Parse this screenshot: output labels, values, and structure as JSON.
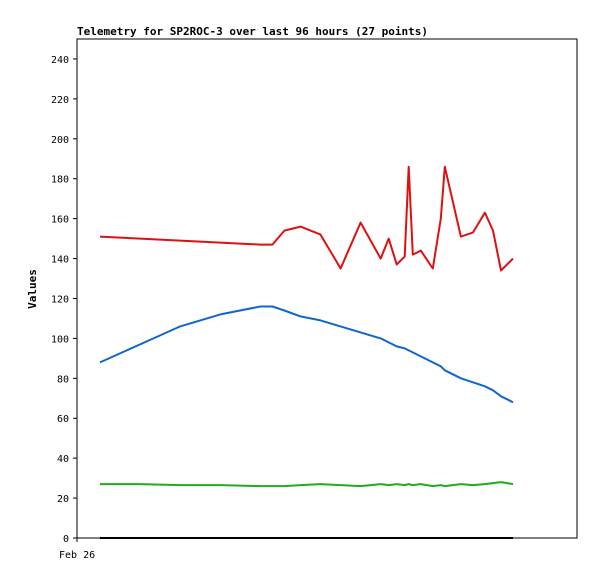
{
  "chart_data": {
    "type": "line",
    "title": "Telemetry for SP2ROC-3 over last 96 hours (27 points)",
    "xlabel": "",
    "ylabel": "Values",
    "ylim": [
      0,
      250
    ],
    "yticks": [
      0,
      20,
      40,
      60,
      80,
      100,
      120,
      140,
      160,
      180,
      200,
      220,
      240
    ],
    "xtick_labels": [
      "Feb 26"
    ],
    "grid": false,
    "x": [
      0.0,
      1.0,
      2.0,
      3.0,
      4.0,
      4.3,
      4.6,
      5.0,
      5.5,
      6.0,
      6.5,
      7.0,
      7.2,
      7.4,
      7.6,
      7.7,
      7.8,
      8.0,
      8.3,
      8.5,
      8.6,
      9.0,
      9.3,
      9.6,
      9.8,
      10.0,
      10.3
    ],
    "series": [
      {
        "color": "#dd1111",
        "values": [
          151,
          150,
          149,
          148,
          147,
          147,
          154,
          156,
          152,
          135,
          158,
          140,
          150,
          137,
          141,
          186,
          142,
          144,
          135,
          160,
          186,
          151,
          153,
          163,
          154,
          134,
          140
        ]
      },
      {
        "color": "#1166cc",
        "values": [
          88,
          97,
          106,
          112,
          116,
          116,
          114,
          111,
          109,
          106,
          103,
          100,
          98,
          96,
          95,
          94,
          93,
          91,
          88,
          86,
          84,
          80,
          78,
          76,
          74,
          71,
          68
        ]
      },
      {
        "color": "#22aa22",
        "values": [
          27,
          27,
          26.5,
          26.5,
          26,
          26,
          26,
          26.5,
          27,
          26.5,
          26,
          27,
          26.5,
          27,
          26.5,
          27,
          26.5,
          27,
          26,
          26.5,
          26,
          27,
          26.5,
          27,
          27.5,
          28,
          27
        ]
      },
      {
        "color": "#000000",
        "values": [
          0,
          0,
          0,
          0,
          0,
          0,
          0,
          0,
          0,
          0,
          0,
          0,
          0,
          0,
          0,
          0,
          0,
          0,
          0,
          0,
          0,
          0,
          0,
          0,
          0,
          0,
          0
        ]
      }
    ]
  }
}
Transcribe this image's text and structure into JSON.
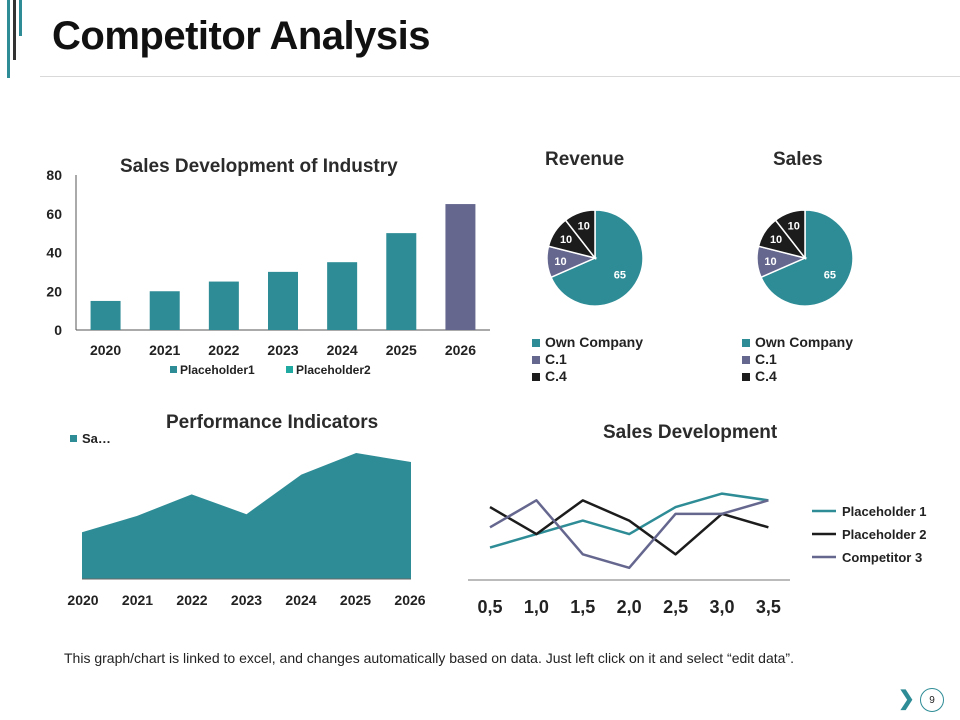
{
  "page": {
    "title": "Competitor Analysis",
    "footer": "This graph/chart is linked to excel, and changes automatically  based on data. Just left click on it and select “edit data”.",
    "page_number": "9",
    "next_icon": "chevron-right-icon"
  },
  "colors": {
    "teal": "#2e8c96",
    "slate": "#66678f",
    "dark": "#1c1c1c",
    "teal_bright": "#1fa9a0"
  },
  "chart_data": [
    {
      "id": "industry",
      "type": "bar",
      "title": "Sales Development of Industry",
      "categories": [
        "2020",
        "2021",
        "2022",
        "2023",
        "2024",
        "2025",
        "2026"
      ],
      "values": [
        15,
        20,
        25,
        30,
        35,
        50,
        65
      ],
      "highlight_index": 6,
      "ylim": [
        0,
        80
      ],
      "yticks": [
        "0",
        "20",
        "40",
        "60",
        "80"
      ],
      "legend": [
        "Placeholder1",
        "Placeholder2"
      ],
      "legend_position": "bottom"
    },
    {
      "id": "revenue",
      "type": "pie",
      "title": "Revenue",
      "labels": [
        "Own Company",
        "C.1",
        "C.4"
      ],
      "slices": [
        {
          "label": "Own Company",
          "value": 65,
          "text": "65"
        },
        {
          "label": "C.1",
          "value": 10,
          "text": "10"
        },
        {
          "label": "C.4",
          "value": 10,
          "text": "10"
        },
        {
          "label": "",
          "value": 10,
          "text": "10"
        }
      ]
    },
    {
      "id": "sales",
      "type": "pie",
      "title": "Sales",
      "labels": [
        "Own Company",
        "C.1",
        "C.4"
      ],
      "slices": [
        {
          "label": "Own Company",
          "value": 65,
          "text": "65"
        },
        {
          "label": "C.1",
          "value": 10,
          "text": "10"
        },
        {
          "label": "C.4",
          "value": 10,
          "text": "10"
        },
        {
          "label": "",
          "value": 10,
          "text": "10"
        }
      ]
    },
    {
      "id": "performance",
      "type": "area",
      "title": "Performance Indicators",
      "legend": "Sa…",
      "categories": [
        "2020",
        "2021",
        "2022",
        "2023",
        "2024",
        "2025",
        "2026"
      ],
      "values": [
        26,
        35,
        47,
        36,
        58,
        70,
        65
      ],
      "ylim": [
        0,
        80
      ]
    },
    {
      "id": "sales_dev",
      "type": "line",
      "title": "Sales Development",
      "x": [
        "0,5",
        "1,0",
        "1,5",
        "2,0",
        "2,5",
        "3,0",
        "3,5"
      ],
      "ylim": [
        0,
        10
      ],
      "series": [
        {
          "name": "Placeholder 1",
          "values": [
            2.4,
            3.4,
            4.4,
            3.4,
            5.4,
            6.4,
            5.9
          ]
        },
        {
          "name": "Placeholder 2",
          "values": [
            5.4,
            3.4,
            5.9,
            4.4,
            1.9,
            4.9,
            3.9
          ]
        },
        {
          "name": "Competitor 3",
          "values": [
            3.9,
            5.9,
            1.9,
            0.9,
            4.9,
            4.9,
            5.9
          ]
        }
      ]
    }
  ]
}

================

* **What to produce**:
Quote the full listing above word for word; exclude every picture from the copy.

* **Finished task**:
Parse this screenshot: output labels, values, and structure as JSON.
{
  "chart_data": {
    "type": "line",
    "title": "Telemetry for SP2ROC-3 over last 96 hours (27 points)",
    "xlabel": "",
    "ylabel": "Values",
    "ylim": [
      0,
      250
    ],
    "yticks": [
      0,
      20,
      40,
      60,
      80,
      100,
      120,
      140,
      160,
      180,
      200,
      220,
      240
    ],
    "xtick_labels": [
      "Feb 26"
    ],
    "grid": false,
    "x": [
      0.0,
      1.0,
      2.0,
      3.0,
      4.0,
      4.3,
      4.6,
      5.0,
      5.5,
      6.0,
      6.5,
      7.0,
      7.2,
      7.4,
      7.6,
      7.7,
      7.8,
      8.0,
      8.3,
      8.5,
      8.6,
      9.0,
      9.3,
      9.6,
      9.8,
      10.0,
      10.3
    ],
    "series": [
      {
        "color": "#dd1111",
        "values": [
          151,
          150,
          149,
          148,
          147,
          147,
          154,
          156,
          152,
          135,
          158,
          140,
          150,
          137,
          141,
          186,
          142,
          144,
          135,
          160,
          186,
          151,
          153,
          163,
          154,
          134,
          140
        ]
      },
      {
        "color": "#1166cc",
        "values": [
          88,
          97,
          106,
          112,
          116,
          116,
          114,
          111,
          109,
          106,
          103,
          100,
          98,
          96,
          95,
          94,
          93,
          91,
          88,
          86,
          84,
          80,
          78,
          76,
          74,
          71,
          68
        ]
      },
      {
        "color": "#22aa22",
        "values": [
          27,
          27,
          26.5,
          26.5,
          26,
          26,
          26,
          26.5,
          27,
          26.5,
          26,
          27,
          26.5,
          27,
          26.5,
          27,
          26.5,
          27,
          26,
          26.5,
          26,
          27,
          26.5,
          27,
          27.5,
          28,
          27
        ]
      },
      {
        "color": "#000000",
        "values": [
          0,
          0,
          0,
          0,
          0,
          0,
          0,
          0,
          0,
          0,
          0,
          0,
          0,
          0,
          0,
          0,
          0,
          0,
          0,
          0,
          0,
          0,
          0,
          0,
          0,
          0,
          0
        ]
      }
    ]
  }
}
Transcribe this image's text and structure into JSON.
{
  "page": {
    "title": "Competitor Analysis",
    "footer": "This graph/chart is linked to excel, and changes automatically  based on data. Just left click on it and select “edit data”.",
    "page_number": "9",
    "next_icon": "chevron-right-icon"
  },
  "colors": {
    "teal": "#2e8c96",
    "slate": "#66678f",
    "dark": "#1c1c1c",
    "teal_bright": "#1fa9a0"
  },
  "chart_data": [
    {
      "id": "industry",
      "type": "bar",
      "title": "Sales Development of Industry",
      "categories": [
        "2020",
        "2021",
        "2022",
        "2023",
        "2024",
        "2025",
        "2026"
      ],
      "values": [
        15,
        20,
        25,
        30,
        35,
        50,
        65
      ],
      "highlight_index": 6,
      "ylim": [
        0,
        80
      ],
      "yticks": [
        "0",
        "20",
        "40",
        "60",
        "80"
      ],
      "legend": [
        "Placeholder1",
        "Placeholder2"
      ],
      "legend_position": "bottom"
    },
    {
      "id": "revenue",
      "type": "pie",
      "title": "Revenue",
      "labels": [
        "Own Company",
        "C.1",
        "C.4"
      ],
      "slices": [
        {
          "label": "Own Company",
          "value": 65,
          "text": "65"
        },
        {
          "label": "C.1",
          "value": 10,
          "text": "10"
        },
        {
          "label": "C.4",
          "value": 10,
          "text": "10"
        },
        {
          "label": "",
          "value": 10,
          "text": "10"
        }
      ]
    },
    {
      "id": "sales",
      "type": "pie",
      "title": "Sales",
      "labels": [
        "Own Company",
        "C.1",
        "C.4"
      ],
      "slices": [
        {
          "label": "Own Company",
          "value": 65,
          "text": "65"
        },
        {
          "label": "C.1",
          "value": 10,
          "text": "10"
        },
        {
          "label": "C.4",
          "value": 10,
          "text": "10"
        },
        {
          "label": "",
          "value": 10,
          "text": "10"
        }
      ]
    },
    {
      "id": "performance",
      "type": "area",
      "title": "Performance Indicators",
      "legend": "Sa…",
      "categories": [
        "2020",
        "2021",
        "2022",
        "2023",
        "2024",
        "2025",
        "2026"
      ],
      "values": [
        26,
        35,
        47,
        36,
        58,
        70,
        65
      ],
      "ylim": [
        0,
        80
      ]
    },
    {
      "id": "sales_dev",
      "type": "line",
      "title": "Sales Development",
      "x": [
        "0,5",
        "1,0",
        "1,5",
        "2,0",
        "2,5",
        "3,0",
        "3,5"
      ],
      "ylim": [
        0,
        10
      ],
      "series": [
        {
          "name": "Placeholder 1",
          "values": [
            2.4,
            3.4,
            4.4,
            3.4,
            5.4,
            6.4,
            5.9
          ]
        },
        {
          "name": "Placeholder 2",
          "values": [
            5.4,
            3.4,
            5.9,
            4.4,
            1.9,
            4.9,
            3.9
          ]
        },
        {
          "name": "Competitor 3",
          "values": [
            3.9,
            5.9,
            1.9,
            0.9,
            4.9,
            4.9,
            5.9
          ]
        }
      ]
    }
  ]
}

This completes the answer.